▸ Your instructions:
Copy each line of the data below with the word "name".

Figure record extracts:
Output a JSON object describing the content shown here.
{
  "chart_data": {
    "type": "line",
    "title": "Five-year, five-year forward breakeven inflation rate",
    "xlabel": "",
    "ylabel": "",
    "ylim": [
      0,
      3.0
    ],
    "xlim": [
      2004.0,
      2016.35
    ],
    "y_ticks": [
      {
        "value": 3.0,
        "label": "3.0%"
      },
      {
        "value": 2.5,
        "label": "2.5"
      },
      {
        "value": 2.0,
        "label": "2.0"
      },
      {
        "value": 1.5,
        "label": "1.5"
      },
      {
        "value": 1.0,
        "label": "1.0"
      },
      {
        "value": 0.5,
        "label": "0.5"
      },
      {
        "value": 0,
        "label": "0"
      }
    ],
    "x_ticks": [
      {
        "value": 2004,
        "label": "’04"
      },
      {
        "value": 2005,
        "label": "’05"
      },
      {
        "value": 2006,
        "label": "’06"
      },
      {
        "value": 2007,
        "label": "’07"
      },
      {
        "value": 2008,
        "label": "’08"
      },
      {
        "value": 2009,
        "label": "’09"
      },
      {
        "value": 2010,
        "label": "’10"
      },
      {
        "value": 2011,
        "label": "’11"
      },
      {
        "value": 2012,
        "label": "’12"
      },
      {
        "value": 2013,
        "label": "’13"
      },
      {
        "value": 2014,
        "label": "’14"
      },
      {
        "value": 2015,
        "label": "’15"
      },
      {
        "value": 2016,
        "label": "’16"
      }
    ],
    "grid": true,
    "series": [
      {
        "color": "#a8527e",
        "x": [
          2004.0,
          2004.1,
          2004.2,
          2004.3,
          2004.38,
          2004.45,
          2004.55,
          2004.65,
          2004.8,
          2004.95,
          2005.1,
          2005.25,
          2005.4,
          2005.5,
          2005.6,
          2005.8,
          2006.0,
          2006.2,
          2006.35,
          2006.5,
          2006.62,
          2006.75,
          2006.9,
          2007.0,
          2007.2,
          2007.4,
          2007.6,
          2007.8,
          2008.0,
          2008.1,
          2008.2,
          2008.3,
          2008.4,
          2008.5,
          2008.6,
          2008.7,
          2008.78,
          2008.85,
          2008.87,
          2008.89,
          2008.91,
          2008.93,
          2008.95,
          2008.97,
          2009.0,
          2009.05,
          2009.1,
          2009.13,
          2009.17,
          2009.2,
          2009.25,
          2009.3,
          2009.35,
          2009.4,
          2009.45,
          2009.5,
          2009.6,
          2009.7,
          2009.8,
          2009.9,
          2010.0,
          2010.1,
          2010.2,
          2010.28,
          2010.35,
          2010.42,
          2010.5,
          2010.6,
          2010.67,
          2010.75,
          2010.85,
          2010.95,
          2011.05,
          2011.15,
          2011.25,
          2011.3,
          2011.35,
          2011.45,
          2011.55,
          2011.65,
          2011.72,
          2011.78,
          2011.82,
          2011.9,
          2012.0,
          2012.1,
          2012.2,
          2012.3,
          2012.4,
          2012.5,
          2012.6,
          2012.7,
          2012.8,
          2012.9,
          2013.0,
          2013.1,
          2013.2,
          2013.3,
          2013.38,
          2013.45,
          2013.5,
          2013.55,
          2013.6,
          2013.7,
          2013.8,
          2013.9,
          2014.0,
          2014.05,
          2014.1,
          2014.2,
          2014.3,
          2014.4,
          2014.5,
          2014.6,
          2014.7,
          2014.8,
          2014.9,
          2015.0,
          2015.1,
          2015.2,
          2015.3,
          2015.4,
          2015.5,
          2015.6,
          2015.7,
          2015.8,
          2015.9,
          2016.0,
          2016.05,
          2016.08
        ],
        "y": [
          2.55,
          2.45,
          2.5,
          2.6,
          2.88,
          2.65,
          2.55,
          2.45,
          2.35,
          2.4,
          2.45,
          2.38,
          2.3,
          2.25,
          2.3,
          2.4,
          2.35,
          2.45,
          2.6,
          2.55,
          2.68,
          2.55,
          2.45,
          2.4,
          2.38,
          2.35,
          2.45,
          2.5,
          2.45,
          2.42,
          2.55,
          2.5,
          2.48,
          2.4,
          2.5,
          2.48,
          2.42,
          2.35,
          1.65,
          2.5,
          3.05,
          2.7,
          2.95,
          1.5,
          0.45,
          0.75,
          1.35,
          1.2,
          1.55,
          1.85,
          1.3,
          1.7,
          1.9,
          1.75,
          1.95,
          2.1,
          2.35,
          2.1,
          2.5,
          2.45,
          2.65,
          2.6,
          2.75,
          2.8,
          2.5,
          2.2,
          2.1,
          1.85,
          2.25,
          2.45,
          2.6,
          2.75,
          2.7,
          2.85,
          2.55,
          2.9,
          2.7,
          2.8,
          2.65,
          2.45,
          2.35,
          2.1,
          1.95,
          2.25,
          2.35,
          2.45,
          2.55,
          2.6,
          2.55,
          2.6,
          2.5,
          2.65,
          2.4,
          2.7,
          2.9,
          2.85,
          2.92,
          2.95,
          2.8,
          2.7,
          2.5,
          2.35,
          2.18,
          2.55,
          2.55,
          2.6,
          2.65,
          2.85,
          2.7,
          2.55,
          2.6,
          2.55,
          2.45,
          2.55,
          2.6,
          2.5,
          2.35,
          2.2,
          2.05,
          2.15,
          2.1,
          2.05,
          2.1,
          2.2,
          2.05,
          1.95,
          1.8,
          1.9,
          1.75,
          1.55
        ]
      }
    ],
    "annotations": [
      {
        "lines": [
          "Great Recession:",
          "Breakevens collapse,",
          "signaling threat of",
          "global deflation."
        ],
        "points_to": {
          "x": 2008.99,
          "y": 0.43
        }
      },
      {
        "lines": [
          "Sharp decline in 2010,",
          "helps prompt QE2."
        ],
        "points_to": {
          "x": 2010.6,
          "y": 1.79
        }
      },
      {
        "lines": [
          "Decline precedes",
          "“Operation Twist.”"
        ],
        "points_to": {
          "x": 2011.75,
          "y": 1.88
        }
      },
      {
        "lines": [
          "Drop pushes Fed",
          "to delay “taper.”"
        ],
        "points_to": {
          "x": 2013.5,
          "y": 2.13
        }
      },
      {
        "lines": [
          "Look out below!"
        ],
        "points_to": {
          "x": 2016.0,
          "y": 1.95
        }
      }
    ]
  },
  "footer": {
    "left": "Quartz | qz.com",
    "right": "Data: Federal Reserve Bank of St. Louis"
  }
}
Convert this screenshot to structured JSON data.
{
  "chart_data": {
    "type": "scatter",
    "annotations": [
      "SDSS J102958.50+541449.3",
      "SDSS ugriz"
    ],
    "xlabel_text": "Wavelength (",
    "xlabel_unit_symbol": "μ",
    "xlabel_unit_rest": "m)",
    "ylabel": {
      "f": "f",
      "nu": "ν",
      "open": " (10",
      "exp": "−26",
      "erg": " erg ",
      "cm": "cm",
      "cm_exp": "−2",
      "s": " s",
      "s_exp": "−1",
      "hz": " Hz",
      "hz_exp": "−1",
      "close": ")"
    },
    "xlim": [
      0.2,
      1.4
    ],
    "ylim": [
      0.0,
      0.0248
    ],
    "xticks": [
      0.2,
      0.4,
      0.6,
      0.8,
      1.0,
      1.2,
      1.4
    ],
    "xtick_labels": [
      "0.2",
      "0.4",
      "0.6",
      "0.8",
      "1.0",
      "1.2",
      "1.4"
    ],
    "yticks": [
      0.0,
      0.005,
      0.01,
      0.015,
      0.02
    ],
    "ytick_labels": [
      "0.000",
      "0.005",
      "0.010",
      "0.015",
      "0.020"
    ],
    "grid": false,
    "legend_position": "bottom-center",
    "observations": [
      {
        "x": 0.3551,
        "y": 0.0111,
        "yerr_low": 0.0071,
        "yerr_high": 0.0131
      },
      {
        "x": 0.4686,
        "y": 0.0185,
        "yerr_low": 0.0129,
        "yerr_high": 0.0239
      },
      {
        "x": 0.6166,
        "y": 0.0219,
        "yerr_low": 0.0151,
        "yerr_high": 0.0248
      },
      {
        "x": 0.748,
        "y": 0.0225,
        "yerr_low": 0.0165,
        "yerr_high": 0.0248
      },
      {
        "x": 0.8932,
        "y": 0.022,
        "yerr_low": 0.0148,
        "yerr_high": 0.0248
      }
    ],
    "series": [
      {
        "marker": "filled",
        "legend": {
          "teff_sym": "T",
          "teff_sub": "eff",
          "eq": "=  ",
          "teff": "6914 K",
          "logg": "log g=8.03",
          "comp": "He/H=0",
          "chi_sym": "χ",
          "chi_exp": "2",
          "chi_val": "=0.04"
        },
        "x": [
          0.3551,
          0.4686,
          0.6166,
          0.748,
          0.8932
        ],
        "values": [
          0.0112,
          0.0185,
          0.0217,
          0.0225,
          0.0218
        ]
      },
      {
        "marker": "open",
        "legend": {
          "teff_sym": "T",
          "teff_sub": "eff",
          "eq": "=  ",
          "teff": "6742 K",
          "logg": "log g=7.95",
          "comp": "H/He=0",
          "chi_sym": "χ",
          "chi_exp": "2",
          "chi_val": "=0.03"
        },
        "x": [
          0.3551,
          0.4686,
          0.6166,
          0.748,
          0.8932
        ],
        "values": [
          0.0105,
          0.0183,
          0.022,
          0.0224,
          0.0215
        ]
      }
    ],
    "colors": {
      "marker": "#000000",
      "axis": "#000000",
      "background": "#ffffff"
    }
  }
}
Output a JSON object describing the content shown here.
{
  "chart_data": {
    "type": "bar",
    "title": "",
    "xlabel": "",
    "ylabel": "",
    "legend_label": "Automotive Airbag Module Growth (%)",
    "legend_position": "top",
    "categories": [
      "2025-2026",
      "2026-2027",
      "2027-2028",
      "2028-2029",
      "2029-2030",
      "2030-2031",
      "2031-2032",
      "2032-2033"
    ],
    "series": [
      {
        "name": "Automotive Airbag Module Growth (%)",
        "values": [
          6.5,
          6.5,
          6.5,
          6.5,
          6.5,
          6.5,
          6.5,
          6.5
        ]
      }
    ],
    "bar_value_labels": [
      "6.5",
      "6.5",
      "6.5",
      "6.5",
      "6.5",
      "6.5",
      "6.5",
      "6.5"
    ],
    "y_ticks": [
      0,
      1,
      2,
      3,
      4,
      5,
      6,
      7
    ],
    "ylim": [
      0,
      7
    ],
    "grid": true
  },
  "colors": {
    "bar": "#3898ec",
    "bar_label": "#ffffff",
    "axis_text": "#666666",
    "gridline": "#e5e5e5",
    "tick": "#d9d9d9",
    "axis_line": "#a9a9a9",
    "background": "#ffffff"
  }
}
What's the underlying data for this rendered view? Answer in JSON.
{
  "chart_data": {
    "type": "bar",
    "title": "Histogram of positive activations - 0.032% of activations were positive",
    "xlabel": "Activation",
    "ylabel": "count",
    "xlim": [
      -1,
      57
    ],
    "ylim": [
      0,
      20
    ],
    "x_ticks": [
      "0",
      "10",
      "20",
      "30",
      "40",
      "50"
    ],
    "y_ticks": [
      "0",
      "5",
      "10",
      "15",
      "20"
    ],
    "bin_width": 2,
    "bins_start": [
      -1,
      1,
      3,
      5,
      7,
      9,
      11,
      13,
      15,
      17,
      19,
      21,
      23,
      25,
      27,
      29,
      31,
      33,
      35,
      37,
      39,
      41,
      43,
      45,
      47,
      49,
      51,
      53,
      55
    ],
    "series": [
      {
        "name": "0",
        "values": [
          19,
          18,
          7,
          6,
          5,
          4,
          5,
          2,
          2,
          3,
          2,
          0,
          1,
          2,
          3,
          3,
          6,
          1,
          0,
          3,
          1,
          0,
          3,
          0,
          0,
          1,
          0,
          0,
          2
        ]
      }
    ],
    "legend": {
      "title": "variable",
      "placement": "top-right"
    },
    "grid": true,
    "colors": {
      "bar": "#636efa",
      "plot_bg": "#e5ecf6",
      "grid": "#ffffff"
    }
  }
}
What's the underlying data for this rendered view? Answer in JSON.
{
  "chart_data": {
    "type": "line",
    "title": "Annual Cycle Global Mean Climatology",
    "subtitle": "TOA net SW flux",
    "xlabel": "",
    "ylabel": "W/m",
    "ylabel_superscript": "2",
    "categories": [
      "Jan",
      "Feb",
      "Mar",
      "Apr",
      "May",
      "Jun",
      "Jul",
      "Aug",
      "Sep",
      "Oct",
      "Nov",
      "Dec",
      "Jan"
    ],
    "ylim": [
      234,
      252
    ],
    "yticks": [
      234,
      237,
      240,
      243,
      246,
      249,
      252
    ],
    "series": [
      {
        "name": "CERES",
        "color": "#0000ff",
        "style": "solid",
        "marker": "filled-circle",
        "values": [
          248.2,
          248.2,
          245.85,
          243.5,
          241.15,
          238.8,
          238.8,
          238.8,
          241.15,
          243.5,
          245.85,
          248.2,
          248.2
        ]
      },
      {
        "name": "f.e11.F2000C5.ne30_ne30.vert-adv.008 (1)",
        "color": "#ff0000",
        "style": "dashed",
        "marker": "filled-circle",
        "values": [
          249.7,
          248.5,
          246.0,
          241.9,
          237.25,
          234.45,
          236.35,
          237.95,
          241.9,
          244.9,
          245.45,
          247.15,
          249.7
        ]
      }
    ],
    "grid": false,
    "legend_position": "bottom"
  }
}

▸ Response to the task:
        "name": "Automotive Airbag Module Growth (%)",
        "name": "0",
        "name": "CERES",
        "name": "f.e11.F2000C5.ne30_ne30.vert-adv.008 (1)",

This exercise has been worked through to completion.